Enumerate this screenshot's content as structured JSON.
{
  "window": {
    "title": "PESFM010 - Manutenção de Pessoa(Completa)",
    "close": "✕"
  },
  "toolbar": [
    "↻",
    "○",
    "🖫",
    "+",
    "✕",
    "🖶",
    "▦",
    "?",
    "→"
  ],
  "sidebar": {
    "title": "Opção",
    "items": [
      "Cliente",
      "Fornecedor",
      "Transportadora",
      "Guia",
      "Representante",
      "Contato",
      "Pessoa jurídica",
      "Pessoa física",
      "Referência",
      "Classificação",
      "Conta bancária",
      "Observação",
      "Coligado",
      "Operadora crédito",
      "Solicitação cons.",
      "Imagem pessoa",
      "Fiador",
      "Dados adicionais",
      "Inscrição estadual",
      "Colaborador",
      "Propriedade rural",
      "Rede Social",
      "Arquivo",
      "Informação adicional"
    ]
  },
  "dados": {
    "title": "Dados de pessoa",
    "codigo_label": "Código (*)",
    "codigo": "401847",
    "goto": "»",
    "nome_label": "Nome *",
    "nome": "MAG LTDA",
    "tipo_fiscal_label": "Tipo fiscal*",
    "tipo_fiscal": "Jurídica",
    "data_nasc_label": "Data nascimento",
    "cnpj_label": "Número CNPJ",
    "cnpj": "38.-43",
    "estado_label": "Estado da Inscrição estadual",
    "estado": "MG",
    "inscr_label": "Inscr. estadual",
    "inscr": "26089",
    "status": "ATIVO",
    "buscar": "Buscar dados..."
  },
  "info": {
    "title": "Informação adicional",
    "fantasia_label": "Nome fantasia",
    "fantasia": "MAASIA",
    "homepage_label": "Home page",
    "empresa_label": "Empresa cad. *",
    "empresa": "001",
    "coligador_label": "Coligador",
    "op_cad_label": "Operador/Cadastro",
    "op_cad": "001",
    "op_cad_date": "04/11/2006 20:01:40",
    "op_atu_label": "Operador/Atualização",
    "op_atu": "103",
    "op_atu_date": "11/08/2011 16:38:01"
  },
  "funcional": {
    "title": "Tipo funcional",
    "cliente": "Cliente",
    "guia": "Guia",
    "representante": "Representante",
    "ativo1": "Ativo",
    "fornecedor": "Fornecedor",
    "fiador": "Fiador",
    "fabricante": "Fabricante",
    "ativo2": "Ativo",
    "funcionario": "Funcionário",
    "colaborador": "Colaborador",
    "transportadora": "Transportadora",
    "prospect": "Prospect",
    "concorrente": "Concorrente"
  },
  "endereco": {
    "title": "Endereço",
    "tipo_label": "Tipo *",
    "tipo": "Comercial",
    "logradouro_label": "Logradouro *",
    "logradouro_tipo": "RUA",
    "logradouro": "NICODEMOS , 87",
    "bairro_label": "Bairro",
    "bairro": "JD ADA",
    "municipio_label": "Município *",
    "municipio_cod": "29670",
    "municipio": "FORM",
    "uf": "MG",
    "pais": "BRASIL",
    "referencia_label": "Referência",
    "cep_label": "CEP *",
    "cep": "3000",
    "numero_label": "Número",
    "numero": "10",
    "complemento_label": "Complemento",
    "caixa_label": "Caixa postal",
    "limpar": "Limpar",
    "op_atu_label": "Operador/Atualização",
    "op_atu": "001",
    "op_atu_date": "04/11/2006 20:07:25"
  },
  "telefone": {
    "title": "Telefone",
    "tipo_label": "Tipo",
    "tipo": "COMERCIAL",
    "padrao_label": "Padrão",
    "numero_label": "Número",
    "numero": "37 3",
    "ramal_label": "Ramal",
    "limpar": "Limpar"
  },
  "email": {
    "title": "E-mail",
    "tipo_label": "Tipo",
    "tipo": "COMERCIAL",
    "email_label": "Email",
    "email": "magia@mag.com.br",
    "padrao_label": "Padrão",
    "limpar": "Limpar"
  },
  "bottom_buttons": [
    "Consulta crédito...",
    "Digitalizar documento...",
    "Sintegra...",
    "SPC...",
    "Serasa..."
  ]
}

OBJECTIVE:
Output the whole listing above again, word for word.

FULL OUTPUT:
Enumerate this screenshot's content as structured JSON.
{
  "window": {
    "title": "PESFM010 - Manutenção de Pessoa(Completa)",
    "close": "✕"
  },
  "toolbar": [
    "↻",
    "○",
    "🖫",
    "+",
    "✕",
    "🖶",
    "▦",
    "?",
    "→"
  ],
  "sidebar": {
    "title": "Opção",
    "items": [
      "Cliente",
      "Fornecedor",
      "Transportadora",
      "Guia",
      "Representante",
      "Contato",
      "Pessoa jurídica",
      "Pessoa física",
      "Referência",
      "Classificação",
      "Conta bancária",
      "Observação",
      "Coligado",
      "Operadora crédito",
      "Solicitação cons.",
      "Imagem pessoa",
      "Fiador",
      "Dados adicionais",
      "Inscrição estadual",
      "Colaborador",
      "Propriedade rural",
      "Rede Social",
      "Arquivo",
      "Informação adicional"
    ]
  },
  "dados": {
    "title": "Dados de pessoa",
    "codigo_label": "Código (*)",
    "codigo": "401847",
    "goto": "»",
    "nome_label": "Nome *",
    "nome": "MAG LTDA",
    "tipo_fiscal_label": "Tipo fiscal*",
    "tipo_fiscal": "Jurídica",
    "data_nasc_label": "Data nascimento",
    "cnpj_label": "Número CNPJ",
    "cnpj": "38.-43",
    "estado_label": "Estado da Inscrição estadual",
    "estado": "MG",
    "inscr_label": "Inscr. estadual",
    "inscr": "26089",
    "status": "ATIVO",
    "buscar": "Buscar dados..."
  },
  "info": {
    "title": "Informação adicional",
    "fantasia_label": "Nome fantasia",
    "fantasia": "MAASIA",
    "homepage_label": "Home page",
    "empresa_label": "Empresa cad. *",
    "empresa": "001",
    "coligador_label": "Coligador",
    "op_cad_label": "Operador/Cadastro",
    "op_cad": "001",
    "op_cad_date": "04/11/2006 20:01:40",
    "op_atu_label": "Operador/Atualização",
    "op_atu": "103",
    "op_atu_date": "11/08/2011 16:38:01"
  },
  "funcional": {
    "title": "Tipo funcional",
    "cliente": "Cliente",
    "guia": "Guia",
    "representante": "Representante",
    "ativo1": "Ativo",
    "fornecedor": "Fornecedor",
    "fiador": "Fiador",
    "fabricante": "Fabricante",
    "ativo2": "Ativo",
    "funcionario": "Funcionário",
    "colaborador": "Colaborador",
    "transportadora": "Transportadora",
    "prospect": "Prospect",
    "concorrente": "Concorrente"
  },
  "endereco": {
    "title": "Endereço",
    "tipo_label": "Tipo *",
    "tipo": "Comercial",
    "logradouro_label": "Logradouro *",
    "logradouro_tipo": "RUA",
    "logradouro": "NICODEMOS , 87",
    "bairro_label": "Bairro",
    "bairro": "JD ADA",
    "municipio_label": "Município *",
    "municipio_cod": "29670",
    "municipio": "FORM",
    "uf": "MG",
    "pais": "BRASIL",
    "referencia_label": "Referência",
    "cep_label": "CEP *",
    "cep": "3000",
    "numero_label": "Número",
    "numero": "10",
    "complemento_label": "Complemento",
    "caixa_label": "Caixa postal",
    "limpar": "Limpar",
    "op_atu_label": "Operador/Atualização",
    "op_atu": "001",
    "op_atu_date": "04/11/2006 20:07:25"
  },
  "telefone": {
    "title": "Telefone",
    "tipo_label": "Tipo",
    "tipo": "COMERCIAL",
    "padrao_label": "Padrão",
    "numero_label": "Número",
    "numero": "37 3",
    "ramal_label": "Ramal",
    "limpar": "Limpar"
  },
  "email": {
    "title": "E-mail",
    "tipo_label": "Tipo",
    "tipo": "COMERCIAL",
    "email_label": "Email",
    "email": "magia@mag.com.br",
    "padrao_label": "Padrão",
    "limpar": "Limpar"
  },
  "bottom_buttons": [
    "Consulta crédito...",
    "Digitalizar documento...",
    "Sintegra...",
    "SPC...",
    "Serasa..."
  ]
}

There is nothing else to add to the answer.